What you are asked to do → Go through the material below and copy each line where the word "icon" appears.

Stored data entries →
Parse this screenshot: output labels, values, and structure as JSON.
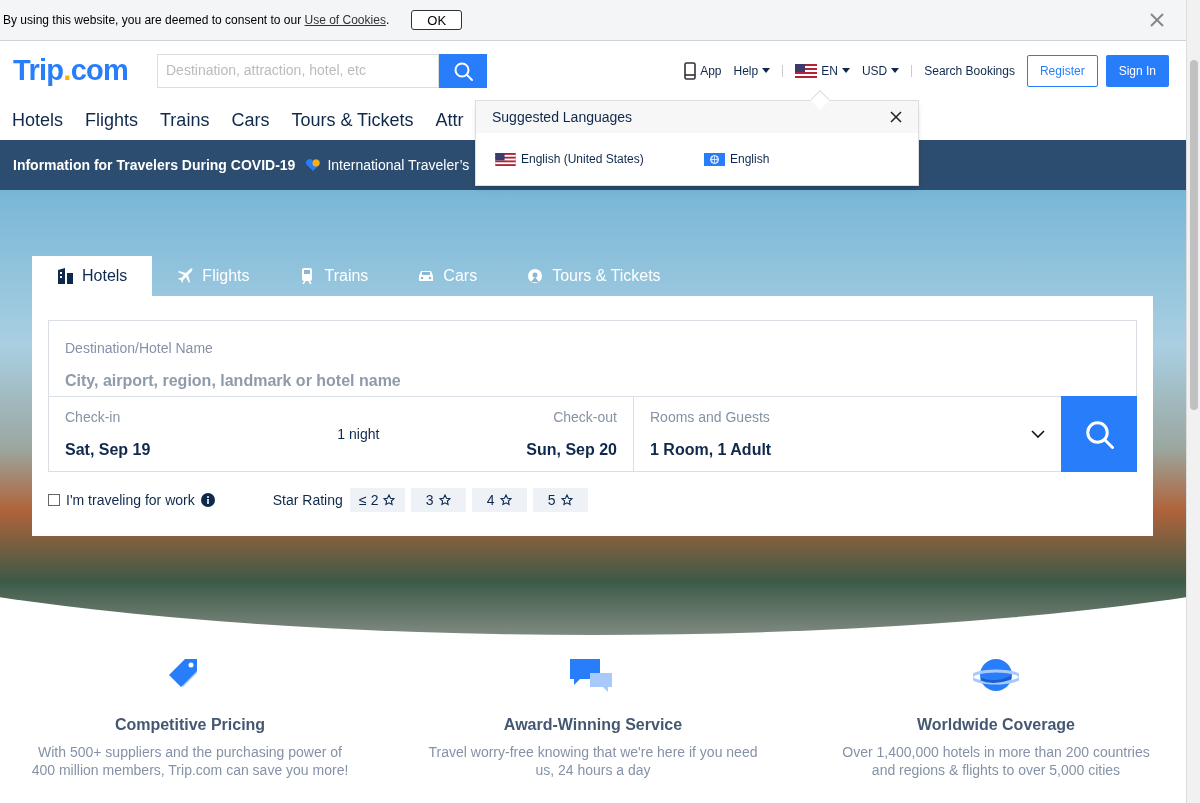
{
  "cookie_bar": {
    "text": "By using this website, you are deemed to consent to our ",
    "link": "Use of Cookies",
    "end": ".",
    "ok_button": "OK"
  },
  "header": {
    "logo": {
      "name": "Trip",
      "dot": ".",
      "suffix": "com"
    },
    "search": {
      "placeholder": "Destination, attraction, hotel, etc"
    },
    "links": [
      {
        "kind": "app",
        "label": "App"
      },
      {
        "kind": "menu",
        "label": "Help"
      },
      {
        "kind": "lang",
        "label": "EN"
      },
      {
        "kind": "menu",
        "label": "USD"
      },
      {
        "kind": "plain",
        "label": "Search Bookings"
      }
    ],
    "register": "Register",
    "sign_in": "Sign In"
  },
  "nav": [
    {
      "label": "Hotels"
    },
    {
      "label": "Flights"
    },
    {
      "label": "Trains"
    },
    {
      "label": "Cars"
    },
    {
      "label": "Tours & Tickets"
    },
    {
      "label": "Attr"
    }
  ],
  "banner": {
    "title": "Information for Travelers During COVID-19",
    "link": "International Traveler’s"
  },
  "language_popup": {
    "title": "Suggested Languages",
    "options": [
      {
        "kind": "us",
        "label": "English (United States)"
      },
      {
        "kind": "globe",
        "label": "English"
      }
    ]
  },
  "search_tabs": [
    {
      "kind": "hotel",
      "label": "Hotels",
      "selected": true
    },
    {
      "kind": "plane",
      "label": "Flights",
      "selected": false
    },
    {
      "kind": "train",
      "label": "Trains",
      "selected": false
    },
    {
      "kind": "car",
      "label": "Cars",
      "selected": false
    },
    {
      "kind": "ticket",
      "label": "Tours & Tickets",
      "selected": false
    }
  ],
  "hotel_search": {
    "destination": {
      "label": "Destination/Hotel Name",
      "placeholder": "City, airport, region, landmark or hotel name"
    },
    "check_in": {
      "label": "Check-in",
      "value": "Sat, Sep 19"
    },
    "nights": "1 night",
    "check_out": {
      "label": "Check-out",
      "value": "Sun, Sep 20"
    },
    "guests": {
      "label": "Rooms and Guests",
      "value": "1 Room, 1 Adult"
    },
    "work_travel": {
      "label": "I'm traveling for work",
      "checked": false
    },
    "star_rating": {
      "label": "Star Rating",
      "options": [
        {
          "label": "≤ 2",
          "selected": false
        },
        {
          "label": "3",
          "selected": false
        },
        {
          "label": "4",
          "selected": false
        },
        {
          "label": "5",
          "selected": false
        }
      ]
    }
  },
  "features": [
    {
      "kind": "tag",
      "title": "Competitive Pricing",
      "text": "With 500+ suppliers and the purchasing power of 400 million members, Trip.com can save you more!"
    },
    {
      "kind": "chat",
      "title": "Award-Winning Service",
      "text": "Travel worry-free knowing that we're here if you need us, 24 hours a day"
    },
    {
      "kind": "planet",
      "title": "Worldwide Coverage",
      "text": "Over 1,400,000 hotels in more than 200 countries and regions & flights to over 5,000 cities"
    }
  ]
}
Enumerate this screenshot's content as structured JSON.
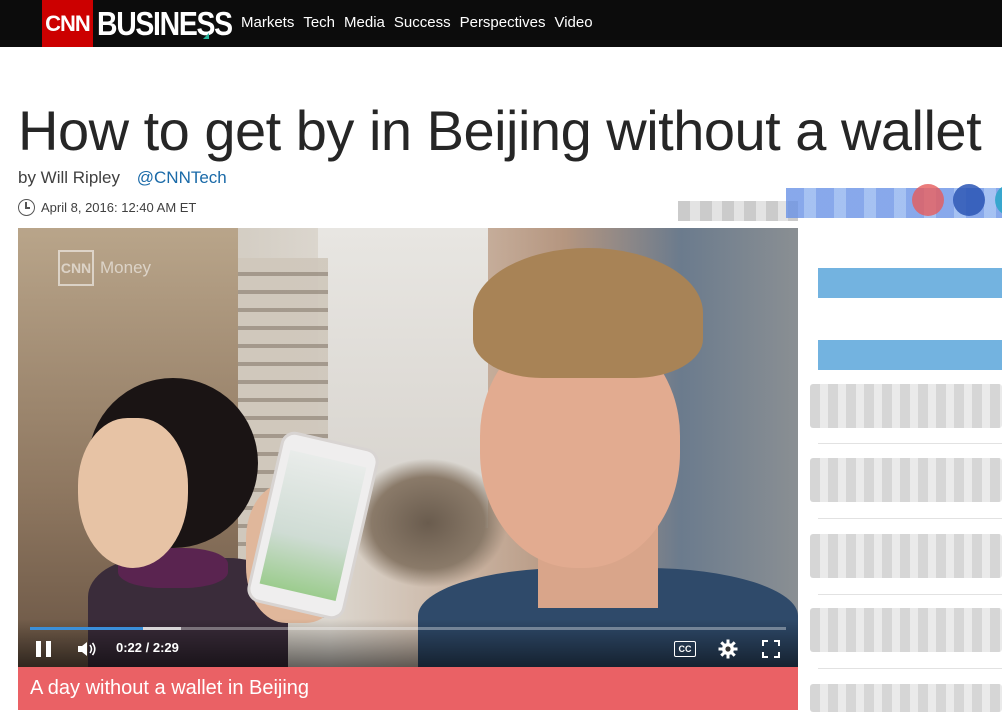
{
  "nav": {
    "logo_text": "CNN",
    "brand": "BUSINESS",
    "links": [
      "Markets",
      "Tech",
      "Media",
      "Success",
      "Perspectives",
      "Video"
    ]
  },
  "article": {
    "headline": "How to get by in Beijing without a wallet",
    "author": "by Will Ripley",
    "twitter": "@CNNTech",
    "timestamp": "April 8, 2016: 12:40 AM ET"
  },
  "video": {
    "watermark_logo": "CNN",
    "watermark_text": "Money",
    "time_display": "0:22 / 2:29",
    "progress_played": 0.15,
    "progress_buffered": 0.2,
    "cc_label": "CC",
    "caption": "A day without a wallet in Beijing"
  },
  "colors": {
    "nav_bg": "#0c0c0c",
    "cnn_red": "#cc0000",
    "caption_bg": "#ea6165",
    "twitter_link": "#1a6aa8",
    "progress": "#3a8fd9"
  }
}
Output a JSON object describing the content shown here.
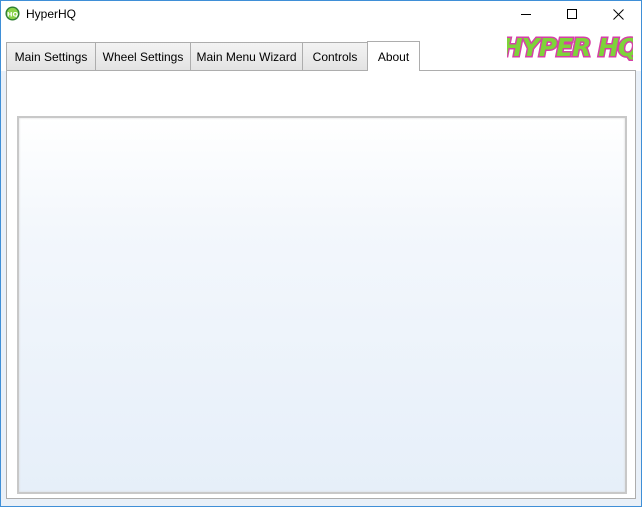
{
  "window": {
    "title": "HyperHQ",
    "app_icon": "hyperhq-app-icon"
  },
  "titlebar_buttons": {
    "minimize_icon": "minimize-icon",
    "maximize_icon": "maximize-icon",
    "close_icon": "close-icon"
  },
  "tabs": [
    {
      "label": "Main Settings",
      "active": false
    },
    {
      "label": "Wheel Settings",
      "active": false
    },
    {
      "label": "Main Menu Wizard",
      "active": false
    },
    {
      "label": "Controls",
      "active": false
    },
    {
      "label": "About",
      "active": true
    }
  ],
  "logo": {
    "text": "HYPER HQ",
    "colors": {
      "fill": "#7ed33a",
      "outline": "#d63fa8"
    }
  },
  "colors": {
    "window_border": "#3f8fd7",
    "panel_border": "#adadad",
    "content_gradient_bottom": "#e6eff9"
  }
}
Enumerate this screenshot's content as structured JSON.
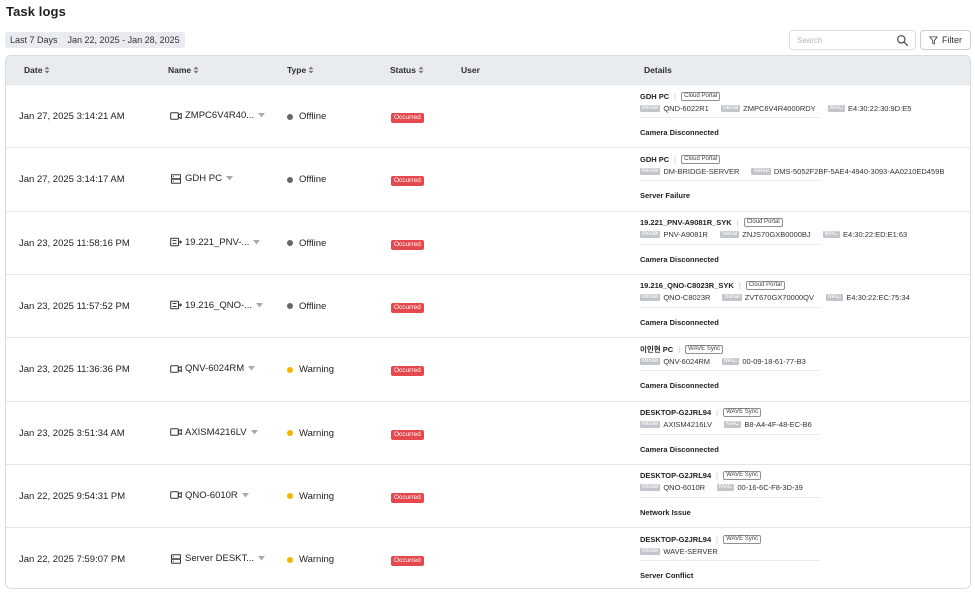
{
  "page": {
    "title": "Task  logs"
  },
  "date_filter": {
    "range_label": "Last 7 Days",
    "range_value": "Jan 22, 2025 - Jan 28, 2025"
  },
  "search": {
    "placeholder": "Search",
    "value": ""
  },
  "filter_button": {
    "label": "Filter"
  },
  "columns": {
    "date": "Date",
    "name": "Name",
    "type": "Type",
    "status": "Status",
    "user": "User",
    "details": "Details"
  },
  "rows": [
    {
      "date": "Jan 27, 2025 3:14:21 AM",
      "name": "ZMPC6V4R40...",
      "device": "camera",
      "type": "Offline",
      "type_color": "#666666",
      "status": "Occurred",
      "user": "",
      "details": {
        "title": "GDH PC",
        "source": "Cloud Portal",
        "props": [
          {
            "tag": "Model",
            "value": "QND-6022R1"
          },
          {
            "tag": "Serial",
            "value": "ZMPC6V4R4000RDY"
          },
          {
            "tag": "MAC",
            "value": "E4:30:22:30:9D:E5"
          }
        ],
        "summary": "Camera Disconnected"
      }
    },
    {
      "date": "Jan 27, 2025 3:14:17 AM",
      "name": "GDH PC",
      "device": "server",
      "type": "Offline",
      "type_color": "#666666",
      "status": "Occurred",
      "user": "",
      "details": {
        "title": "GDH PC",
        "source": "Cloud Portal",
        "props": [
          {
            "tag": "Model",
            "value": "DM-BRIDGE-SERVER"
          },
          {
            "tag": "Serial",
            "value": "DMS-5052F2BF-5AE4-4940-3093-AA0210ED459B"
          }
        ],
        "summary": "Server Failure"
      }
    },
    {
      "date": "Jan 23, 2025 11:58:16 PM",
      "name": "19.221_PNV-...",
      "device": "encoder",
      "type": "Offline",
      "type_color": "#666666",
      "status": "Occurred",
      "user": "",
      "details": {
        "title": "19.221_PNV-A9081R_SYK",
        "source": "Cloud Portal",
        "props": [
          {
            "tag": "Model",
            "value": "PNV-A9081R"
          },
          {
            "tag": "Serial",
            "value": "ZNJS70GXB0000BJ"
          },
          {
            "tag": "MAC",
            "value": "E4:30:22:ED:E1:63"
          }
        ],
        "summary": "Camera Disconnected"
      }
    },
    {
      "date": "Jan 23, 2025 11:57:52 PM",
      "name": "19.216_QNO-...",
      "device": "encoder",
      "type": "Offline",
      "type_color": "#666666",
      "status": "Occurred",
      "user": "",
      "details": {
        "title": "19.216_QNO-C8023R_SYK",
        "source": "Cloud Portal",
        "props": [
          {
            "tag": "Model",
            "value": "QNO-C8023R"
          },
          {
            "tag": "Serial",
            "value": "ZVT670GX70000QV"
          },
          {
            "tag": "MAC",
            "value": "E4:30:22:EC:75:34"
          }
        ],
        "summary": "Camera Disconnected"
      }
    },
    {
      "date": "Jan 23, 2025 11:36:36 PM",
      "name": "QNV-6024RM",
      "device": "camera",
      "type": "Warning",
      "type_color": "#f5b400",
      "status": "Occurred",
      "user": "",
      "details": {
        "title": "이인현 PC",
        "source": "WAVE Sync",
        "props": [
          {
            "tag": "Model",
            "value": "QNV-6024RM"
          },
          {
            "tag": "MAC",
            "value": "00-09-18-61-77-B3"
          }
        ],
        "summary": "Camera Disconnected"
      }
    },
    {
      "date": "Jan 23, 2025 3:51:34 AM",
      "name": "AXISM4216LV",
      "device": "camera",
      "type": "Warning",
      "type_color": "#f5b400",
      "status": "Occurred",
      "user": "",
      "details": {
        "title": "DESKTOP-G2JRL94",
        "source": "WAVE Sync",
        "props": [
          {
            "tag": "Model",
            "value": "AXISM4216LV"
          },
          {
            "tag": "MAC",
            "value": "B8-A4-4F-48-EC-B6"
          }
        ],
        "summary": "Camera Disconnected"
      }
    },
    {
      "date": "Jan 22, 2025 9:54:31 PM",
      "name": "QNO-6010R",
      "device": "camera",
      "type": "Warning",
      "type_color": "#f5b400",
      "status": "Occurred",
      "user": "",
      "details": {
        "title": "DESKTOP-G2JRL94",
        "source": "WAVE Sync",
        "props": [
          {
            "tag": "Model",
            "value": "QNO-6010R"
          },
          {
            "tag": "MAC",
            "value": "00-16-6C-F8-3D-39"
          }
        ],
        "summary": "Network Issue"
      }
    },
    {
      "date": "Jan 22, 2025 7:59:07 PM",
      "name": "Server DESKT...",
      "device": "server",
      "type": "Warning",
      "type_color": "#f5b400",
      "status": "Occurred",
      "user": "",
      "details": {
        "title": "DESKTOP-G2JRL94",
        "source": "WAVE Sync",
        "props": [
          {
            "tag": "Model",
            "value": "WAVE-SERVER"
          }
        ],
        "summary": "Server Conflict"
      }
    }
  ]
}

Exercise response →
    "app_icon": "hyperhq-app-icon"
    "minimize_icon": "minimize-icon",
    "maximize_icon": "maximize-icon",
    "close_icon": "close-icon"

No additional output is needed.